→ **GOAL**
Note how many lines hold the string "Lists" and give that number without any other words.

→ **EXCERPTED DATA**
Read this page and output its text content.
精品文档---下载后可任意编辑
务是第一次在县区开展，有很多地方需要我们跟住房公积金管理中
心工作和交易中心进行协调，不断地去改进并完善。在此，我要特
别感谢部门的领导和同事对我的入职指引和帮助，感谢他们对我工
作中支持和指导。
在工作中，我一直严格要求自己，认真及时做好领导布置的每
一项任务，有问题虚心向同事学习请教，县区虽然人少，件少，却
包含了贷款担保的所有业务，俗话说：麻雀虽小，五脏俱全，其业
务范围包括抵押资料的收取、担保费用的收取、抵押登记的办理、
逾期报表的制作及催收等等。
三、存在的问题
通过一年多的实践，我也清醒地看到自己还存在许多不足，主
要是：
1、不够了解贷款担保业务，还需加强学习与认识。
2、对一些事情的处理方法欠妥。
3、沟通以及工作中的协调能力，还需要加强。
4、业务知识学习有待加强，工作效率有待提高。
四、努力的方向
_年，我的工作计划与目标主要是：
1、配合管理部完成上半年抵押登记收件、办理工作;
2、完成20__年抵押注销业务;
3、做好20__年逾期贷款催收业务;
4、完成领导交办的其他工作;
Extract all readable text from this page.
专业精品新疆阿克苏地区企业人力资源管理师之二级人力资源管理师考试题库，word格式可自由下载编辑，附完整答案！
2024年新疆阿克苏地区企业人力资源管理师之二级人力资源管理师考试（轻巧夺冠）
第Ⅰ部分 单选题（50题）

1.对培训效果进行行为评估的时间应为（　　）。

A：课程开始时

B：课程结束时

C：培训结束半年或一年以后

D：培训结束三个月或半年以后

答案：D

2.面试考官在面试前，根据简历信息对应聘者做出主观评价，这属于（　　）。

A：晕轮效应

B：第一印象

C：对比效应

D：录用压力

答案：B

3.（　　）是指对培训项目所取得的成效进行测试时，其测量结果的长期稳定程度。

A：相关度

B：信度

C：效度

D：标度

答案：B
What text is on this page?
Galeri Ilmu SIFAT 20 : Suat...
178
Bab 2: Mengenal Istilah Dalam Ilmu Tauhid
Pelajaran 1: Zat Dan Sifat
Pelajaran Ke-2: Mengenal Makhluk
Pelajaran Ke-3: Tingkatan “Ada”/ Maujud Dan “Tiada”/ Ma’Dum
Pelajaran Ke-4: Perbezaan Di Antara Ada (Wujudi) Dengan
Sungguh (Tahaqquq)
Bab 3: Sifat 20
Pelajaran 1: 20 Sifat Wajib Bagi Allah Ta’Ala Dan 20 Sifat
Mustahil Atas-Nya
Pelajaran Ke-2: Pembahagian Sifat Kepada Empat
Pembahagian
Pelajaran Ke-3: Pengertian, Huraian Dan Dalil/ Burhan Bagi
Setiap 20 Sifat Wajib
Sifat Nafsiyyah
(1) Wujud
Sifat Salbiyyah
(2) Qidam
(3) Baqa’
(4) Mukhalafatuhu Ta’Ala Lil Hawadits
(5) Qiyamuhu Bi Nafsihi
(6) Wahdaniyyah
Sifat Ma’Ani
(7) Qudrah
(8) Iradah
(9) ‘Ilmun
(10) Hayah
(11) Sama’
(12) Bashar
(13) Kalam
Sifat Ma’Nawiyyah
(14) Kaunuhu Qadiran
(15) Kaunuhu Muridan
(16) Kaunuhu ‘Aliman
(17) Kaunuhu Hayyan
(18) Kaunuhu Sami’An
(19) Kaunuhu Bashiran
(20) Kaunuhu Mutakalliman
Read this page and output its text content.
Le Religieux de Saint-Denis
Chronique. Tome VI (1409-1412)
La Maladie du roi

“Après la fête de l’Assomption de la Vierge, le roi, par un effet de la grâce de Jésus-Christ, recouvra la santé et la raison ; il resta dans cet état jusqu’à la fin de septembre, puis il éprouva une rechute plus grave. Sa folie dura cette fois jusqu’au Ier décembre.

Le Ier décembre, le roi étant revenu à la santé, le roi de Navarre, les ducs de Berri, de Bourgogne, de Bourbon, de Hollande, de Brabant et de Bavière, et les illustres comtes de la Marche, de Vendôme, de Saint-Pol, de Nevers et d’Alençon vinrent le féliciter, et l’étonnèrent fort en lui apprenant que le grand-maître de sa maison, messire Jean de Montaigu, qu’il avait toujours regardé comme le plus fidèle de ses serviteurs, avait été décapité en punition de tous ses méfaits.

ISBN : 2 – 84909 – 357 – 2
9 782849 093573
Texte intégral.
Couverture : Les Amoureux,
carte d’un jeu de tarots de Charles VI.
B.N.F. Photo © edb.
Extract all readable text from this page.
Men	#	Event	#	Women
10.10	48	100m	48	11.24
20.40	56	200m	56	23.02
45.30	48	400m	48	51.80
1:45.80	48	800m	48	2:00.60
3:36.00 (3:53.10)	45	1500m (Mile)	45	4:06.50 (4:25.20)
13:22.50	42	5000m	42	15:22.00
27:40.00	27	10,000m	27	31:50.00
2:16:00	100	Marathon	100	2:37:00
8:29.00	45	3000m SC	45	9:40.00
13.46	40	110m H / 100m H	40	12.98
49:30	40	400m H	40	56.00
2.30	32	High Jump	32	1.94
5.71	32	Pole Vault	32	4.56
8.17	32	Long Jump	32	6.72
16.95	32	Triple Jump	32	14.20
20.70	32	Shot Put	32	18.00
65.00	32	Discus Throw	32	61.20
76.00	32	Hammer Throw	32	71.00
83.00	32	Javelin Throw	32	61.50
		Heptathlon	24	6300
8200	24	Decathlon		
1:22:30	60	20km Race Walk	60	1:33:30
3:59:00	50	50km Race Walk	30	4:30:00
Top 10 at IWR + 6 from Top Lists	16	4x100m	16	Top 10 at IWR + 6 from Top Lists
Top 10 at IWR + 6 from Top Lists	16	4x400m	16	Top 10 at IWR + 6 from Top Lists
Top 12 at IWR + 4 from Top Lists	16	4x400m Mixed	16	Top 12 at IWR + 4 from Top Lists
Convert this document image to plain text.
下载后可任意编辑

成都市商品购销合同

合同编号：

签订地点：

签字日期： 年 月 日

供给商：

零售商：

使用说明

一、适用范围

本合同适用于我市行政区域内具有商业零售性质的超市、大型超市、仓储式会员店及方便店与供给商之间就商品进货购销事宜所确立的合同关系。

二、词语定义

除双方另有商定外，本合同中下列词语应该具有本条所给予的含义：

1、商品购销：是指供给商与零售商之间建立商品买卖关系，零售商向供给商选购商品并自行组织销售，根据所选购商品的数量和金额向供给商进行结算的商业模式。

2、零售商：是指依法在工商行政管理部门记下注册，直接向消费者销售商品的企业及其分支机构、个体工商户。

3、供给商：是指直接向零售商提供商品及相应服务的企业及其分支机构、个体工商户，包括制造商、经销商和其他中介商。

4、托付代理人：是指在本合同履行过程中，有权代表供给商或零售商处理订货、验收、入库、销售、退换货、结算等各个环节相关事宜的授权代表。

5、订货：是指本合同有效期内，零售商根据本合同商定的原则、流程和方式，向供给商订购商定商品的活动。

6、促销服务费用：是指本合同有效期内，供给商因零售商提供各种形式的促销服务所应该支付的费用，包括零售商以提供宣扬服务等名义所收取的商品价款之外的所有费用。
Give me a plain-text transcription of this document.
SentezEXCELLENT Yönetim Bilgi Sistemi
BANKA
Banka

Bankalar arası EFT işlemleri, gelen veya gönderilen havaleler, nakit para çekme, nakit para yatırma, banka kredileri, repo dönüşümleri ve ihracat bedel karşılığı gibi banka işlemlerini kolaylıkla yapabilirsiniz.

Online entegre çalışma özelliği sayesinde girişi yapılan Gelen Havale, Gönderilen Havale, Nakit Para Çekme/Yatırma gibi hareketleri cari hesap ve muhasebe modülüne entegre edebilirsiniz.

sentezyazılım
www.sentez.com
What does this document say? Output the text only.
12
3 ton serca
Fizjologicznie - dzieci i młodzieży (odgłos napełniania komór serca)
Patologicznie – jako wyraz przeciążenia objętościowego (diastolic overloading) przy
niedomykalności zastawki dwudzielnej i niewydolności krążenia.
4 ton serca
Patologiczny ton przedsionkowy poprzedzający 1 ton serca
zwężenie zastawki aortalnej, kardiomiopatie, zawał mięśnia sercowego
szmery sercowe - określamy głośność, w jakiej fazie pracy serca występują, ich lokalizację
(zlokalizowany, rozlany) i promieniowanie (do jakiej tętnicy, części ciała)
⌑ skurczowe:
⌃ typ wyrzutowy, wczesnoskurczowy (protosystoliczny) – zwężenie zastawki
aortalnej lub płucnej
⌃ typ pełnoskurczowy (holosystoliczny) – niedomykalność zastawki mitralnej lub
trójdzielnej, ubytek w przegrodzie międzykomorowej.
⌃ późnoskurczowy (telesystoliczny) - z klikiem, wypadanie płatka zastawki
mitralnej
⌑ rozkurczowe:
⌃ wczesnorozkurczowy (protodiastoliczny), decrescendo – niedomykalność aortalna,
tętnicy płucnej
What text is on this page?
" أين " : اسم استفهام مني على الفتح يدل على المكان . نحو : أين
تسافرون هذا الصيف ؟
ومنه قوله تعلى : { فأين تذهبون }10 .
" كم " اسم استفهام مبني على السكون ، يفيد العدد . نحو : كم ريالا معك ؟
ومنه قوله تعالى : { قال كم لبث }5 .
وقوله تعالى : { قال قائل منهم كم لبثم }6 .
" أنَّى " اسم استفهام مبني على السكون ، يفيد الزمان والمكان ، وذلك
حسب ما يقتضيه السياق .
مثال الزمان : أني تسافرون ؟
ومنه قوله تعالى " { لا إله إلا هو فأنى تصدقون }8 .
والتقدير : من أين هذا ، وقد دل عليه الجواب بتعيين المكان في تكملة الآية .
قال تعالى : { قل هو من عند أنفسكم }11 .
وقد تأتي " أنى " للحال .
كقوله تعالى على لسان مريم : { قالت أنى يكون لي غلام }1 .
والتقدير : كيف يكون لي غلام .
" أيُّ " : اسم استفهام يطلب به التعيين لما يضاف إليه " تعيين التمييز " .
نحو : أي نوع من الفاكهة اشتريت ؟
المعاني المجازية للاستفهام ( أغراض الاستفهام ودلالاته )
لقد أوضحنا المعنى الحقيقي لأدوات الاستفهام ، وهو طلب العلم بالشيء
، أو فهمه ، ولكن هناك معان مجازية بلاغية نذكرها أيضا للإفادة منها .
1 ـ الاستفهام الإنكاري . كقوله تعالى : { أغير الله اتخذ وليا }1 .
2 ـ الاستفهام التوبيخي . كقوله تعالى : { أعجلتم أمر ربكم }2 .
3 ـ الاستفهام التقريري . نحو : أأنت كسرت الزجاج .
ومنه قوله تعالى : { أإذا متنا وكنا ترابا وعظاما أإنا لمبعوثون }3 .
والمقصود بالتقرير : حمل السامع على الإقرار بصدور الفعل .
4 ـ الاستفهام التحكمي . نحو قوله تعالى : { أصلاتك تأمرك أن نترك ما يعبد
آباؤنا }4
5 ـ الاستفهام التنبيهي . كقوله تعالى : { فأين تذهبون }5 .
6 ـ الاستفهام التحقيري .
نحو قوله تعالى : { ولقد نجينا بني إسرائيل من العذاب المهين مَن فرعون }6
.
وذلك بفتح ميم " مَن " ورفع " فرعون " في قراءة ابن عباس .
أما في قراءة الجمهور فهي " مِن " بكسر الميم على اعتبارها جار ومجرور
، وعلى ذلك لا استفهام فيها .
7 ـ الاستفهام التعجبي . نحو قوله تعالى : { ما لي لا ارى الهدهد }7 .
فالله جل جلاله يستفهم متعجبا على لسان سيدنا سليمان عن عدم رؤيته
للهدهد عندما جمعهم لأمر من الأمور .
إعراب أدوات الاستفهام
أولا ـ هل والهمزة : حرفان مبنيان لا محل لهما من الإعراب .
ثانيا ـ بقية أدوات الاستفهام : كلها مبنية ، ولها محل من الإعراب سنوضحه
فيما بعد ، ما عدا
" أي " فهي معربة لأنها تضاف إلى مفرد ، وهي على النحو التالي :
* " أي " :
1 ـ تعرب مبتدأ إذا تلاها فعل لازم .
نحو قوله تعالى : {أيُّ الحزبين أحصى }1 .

→ **FULL RESPONSE**
3